DATASET:

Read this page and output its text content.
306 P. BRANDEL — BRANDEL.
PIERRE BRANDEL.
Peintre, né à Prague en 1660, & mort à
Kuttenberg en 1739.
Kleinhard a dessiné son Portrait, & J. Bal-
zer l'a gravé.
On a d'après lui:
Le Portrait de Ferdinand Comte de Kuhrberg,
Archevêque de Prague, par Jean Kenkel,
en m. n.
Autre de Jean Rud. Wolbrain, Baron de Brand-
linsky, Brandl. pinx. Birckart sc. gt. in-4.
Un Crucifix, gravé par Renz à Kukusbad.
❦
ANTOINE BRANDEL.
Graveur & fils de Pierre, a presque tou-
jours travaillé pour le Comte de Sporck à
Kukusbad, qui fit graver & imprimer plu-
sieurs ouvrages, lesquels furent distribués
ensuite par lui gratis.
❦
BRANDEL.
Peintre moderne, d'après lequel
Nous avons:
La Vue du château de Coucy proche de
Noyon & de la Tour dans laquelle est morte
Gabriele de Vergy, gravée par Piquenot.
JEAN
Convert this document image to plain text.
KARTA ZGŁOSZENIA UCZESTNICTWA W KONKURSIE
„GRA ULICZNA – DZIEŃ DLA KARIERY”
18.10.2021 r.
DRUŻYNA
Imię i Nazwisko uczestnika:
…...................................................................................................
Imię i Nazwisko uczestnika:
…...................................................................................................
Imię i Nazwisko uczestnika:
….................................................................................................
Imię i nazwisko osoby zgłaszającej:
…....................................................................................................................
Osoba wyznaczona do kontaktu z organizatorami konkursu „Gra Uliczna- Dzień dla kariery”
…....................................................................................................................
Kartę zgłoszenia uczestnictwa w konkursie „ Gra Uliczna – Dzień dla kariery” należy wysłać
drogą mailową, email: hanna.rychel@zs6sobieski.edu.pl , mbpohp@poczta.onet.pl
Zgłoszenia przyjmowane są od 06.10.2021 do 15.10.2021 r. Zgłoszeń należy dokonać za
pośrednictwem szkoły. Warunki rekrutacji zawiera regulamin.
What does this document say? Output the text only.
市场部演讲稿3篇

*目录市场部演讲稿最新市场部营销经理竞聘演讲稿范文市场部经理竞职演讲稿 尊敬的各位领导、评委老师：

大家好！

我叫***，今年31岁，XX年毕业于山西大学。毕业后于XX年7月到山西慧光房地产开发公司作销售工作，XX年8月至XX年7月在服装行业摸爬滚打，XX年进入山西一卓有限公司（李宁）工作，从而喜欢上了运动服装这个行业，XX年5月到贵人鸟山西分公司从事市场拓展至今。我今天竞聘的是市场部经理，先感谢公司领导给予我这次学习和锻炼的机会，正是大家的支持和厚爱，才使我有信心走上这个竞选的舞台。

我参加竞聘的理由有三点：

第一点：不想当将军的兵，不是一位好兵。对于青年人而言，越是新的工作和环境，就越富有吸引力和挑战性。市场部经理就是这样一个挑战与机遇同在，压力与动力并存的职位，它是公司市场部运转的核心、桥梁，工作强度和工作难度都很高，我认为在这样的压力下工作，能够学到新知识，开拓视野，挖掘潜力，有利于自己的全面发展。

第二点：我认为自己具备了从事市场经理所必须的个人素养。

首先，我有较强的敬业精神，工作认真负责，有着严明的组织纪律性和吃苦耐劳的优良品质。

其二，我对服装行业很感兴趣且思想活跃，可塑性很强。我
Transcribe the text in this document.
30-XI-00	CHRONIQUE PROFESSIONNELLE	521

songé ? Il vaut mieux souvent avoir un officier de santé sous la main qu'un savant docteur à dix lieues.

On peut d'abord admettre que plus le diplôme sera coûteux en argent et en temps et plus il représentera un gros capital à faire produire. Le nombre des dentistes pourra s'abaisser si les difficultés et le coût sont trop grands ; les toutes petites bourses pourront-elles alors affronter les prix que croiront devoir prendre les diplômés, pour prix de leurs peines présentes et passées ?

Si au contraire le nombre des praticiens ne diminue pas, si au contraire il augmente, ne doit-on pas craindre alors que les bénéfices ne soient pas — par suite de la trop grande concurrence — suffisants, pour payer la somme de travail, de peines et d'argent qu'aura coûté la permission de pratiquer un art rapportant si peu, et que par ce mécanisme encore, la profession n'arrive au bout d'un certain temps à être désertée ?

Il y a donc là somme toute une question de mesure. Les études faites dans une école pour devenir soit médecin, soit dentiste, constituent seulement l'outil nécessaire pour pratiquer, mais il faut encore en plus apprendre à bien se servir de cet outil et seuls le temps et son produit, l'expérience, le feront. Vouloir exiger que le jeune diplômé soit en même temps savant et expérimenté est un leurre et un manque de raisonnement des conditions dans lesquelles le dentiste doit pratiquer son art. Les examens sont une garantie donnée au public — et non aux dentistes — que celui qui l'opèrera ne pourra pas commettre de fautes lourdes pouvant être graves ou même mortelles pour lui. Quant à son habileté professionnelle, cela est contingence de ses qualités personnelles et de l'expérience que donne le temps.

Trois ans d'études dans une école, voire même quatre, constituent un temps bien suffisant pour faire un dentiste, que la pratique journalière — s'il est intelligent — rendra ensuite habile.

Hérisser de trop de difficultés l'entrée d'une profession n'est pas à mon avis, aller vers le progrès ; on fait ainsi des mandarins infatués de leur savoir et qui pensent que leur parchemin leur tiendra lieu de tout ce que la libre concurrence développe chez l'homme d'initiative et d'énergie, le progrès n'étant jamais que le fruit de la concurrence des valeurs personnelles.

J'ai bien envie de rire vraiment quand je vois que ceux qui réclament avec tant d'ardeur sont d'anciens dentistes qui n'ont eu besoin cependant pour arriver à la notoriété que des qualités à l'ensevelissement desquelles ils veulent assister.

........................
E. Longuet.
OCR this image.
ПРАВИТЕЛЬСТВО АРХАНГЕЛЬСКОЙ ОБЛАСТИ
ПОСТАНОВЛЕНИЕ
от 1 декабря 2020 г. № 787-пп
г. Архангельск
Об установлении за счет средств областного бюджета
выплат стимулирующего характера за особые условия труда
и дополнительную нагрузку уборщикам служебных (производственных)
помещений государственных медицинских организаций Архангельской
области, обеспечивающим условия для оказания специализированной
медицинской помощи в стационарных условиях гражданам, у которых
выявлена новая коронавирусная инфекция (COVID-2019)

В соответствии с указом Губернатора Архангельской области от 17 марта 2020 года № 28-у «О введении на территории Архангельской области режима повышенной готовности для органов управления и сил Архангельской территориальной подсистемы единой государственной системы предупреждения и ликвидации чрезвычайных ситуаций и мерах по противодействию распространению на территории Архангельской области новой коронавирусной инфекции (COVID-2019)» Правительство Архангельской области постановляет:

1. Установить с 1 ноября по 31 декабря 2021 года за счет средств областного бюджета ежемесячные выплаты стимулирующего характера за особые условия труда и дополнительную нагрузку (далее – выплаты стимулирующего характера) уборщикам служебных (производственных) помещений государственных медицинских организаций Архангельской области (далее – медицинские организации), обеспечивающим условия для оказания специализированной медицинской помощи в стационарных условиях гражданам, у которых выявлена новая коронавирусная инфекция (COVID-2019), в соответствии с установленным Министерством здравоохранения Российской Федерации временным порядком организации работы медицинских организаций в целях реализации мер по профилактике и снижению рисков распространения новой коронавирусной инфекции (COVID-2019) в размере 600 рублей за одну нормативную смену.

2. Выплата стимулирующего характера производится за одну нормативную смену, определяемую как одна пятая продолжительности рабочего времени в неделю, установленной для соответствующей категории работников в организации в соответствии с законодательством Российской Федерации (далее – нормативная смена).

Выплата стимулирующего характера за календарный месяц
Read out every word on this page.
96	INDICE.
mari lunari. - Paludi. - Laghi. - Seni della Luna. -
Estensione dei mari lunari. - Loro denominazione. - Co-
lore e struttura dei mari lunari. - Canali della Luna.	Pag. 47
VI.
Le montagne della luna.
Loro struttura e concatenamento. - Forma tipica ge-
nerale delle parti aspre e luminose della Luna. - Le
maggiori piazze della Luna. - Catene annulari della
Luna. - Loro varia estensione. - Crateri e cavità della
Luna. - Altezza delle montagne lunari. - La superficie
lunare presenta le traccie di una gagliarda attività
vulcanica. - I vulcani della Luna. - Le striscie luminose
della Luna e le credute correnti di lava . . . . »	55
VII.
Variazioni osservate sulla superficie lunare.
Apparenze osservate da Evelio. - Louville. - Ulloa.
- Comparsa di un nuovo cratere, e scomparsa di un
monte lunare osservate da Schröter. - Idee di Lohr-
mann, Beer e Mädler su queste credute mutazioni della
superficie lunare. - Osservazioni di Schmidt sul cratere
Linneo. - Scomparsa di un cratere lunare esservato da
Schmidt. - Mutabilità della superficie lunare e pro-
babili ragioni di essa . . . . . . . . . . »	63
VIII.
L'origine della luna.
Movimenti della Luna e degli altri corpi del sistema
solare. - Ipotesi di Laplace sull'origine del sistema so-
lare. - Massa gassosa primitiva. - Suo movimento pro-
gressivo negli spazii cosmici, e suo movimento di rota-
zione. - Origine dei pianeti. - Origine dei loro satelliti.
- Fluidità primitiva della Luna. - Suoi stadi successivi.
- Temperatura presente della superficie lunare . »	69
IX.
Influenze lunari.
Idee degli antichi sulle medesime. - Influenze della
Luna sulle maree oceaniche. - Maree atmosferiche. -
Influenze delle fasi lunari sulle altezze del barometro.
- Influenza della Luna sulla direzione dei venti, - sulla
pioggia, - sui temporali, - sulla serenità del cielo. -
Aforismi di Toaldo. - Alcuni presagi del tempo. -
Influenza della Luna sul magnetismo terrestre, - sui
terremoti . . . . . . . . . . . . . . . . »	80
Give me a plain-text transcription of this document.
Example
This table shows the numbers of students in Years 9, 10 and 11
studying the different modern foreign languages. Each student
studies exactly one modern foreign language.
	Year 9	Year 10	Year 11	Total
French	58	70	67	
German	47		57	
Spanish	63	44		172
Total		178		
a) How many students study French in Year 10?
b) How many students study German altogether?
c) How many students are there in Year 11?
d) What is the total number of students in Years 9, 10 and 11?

TASK TO CARRY OUT: Using the records above, select and copy every line that has the word "sulle".

OUTPUT FOR THIS EXERCISE:
Idee degli antichi sulle medesime. - Influenze della
Luna sulle maree oceaniche. - Maree atmosferiche. -
Influenze delle fasi lunari sulle altezze del barometro.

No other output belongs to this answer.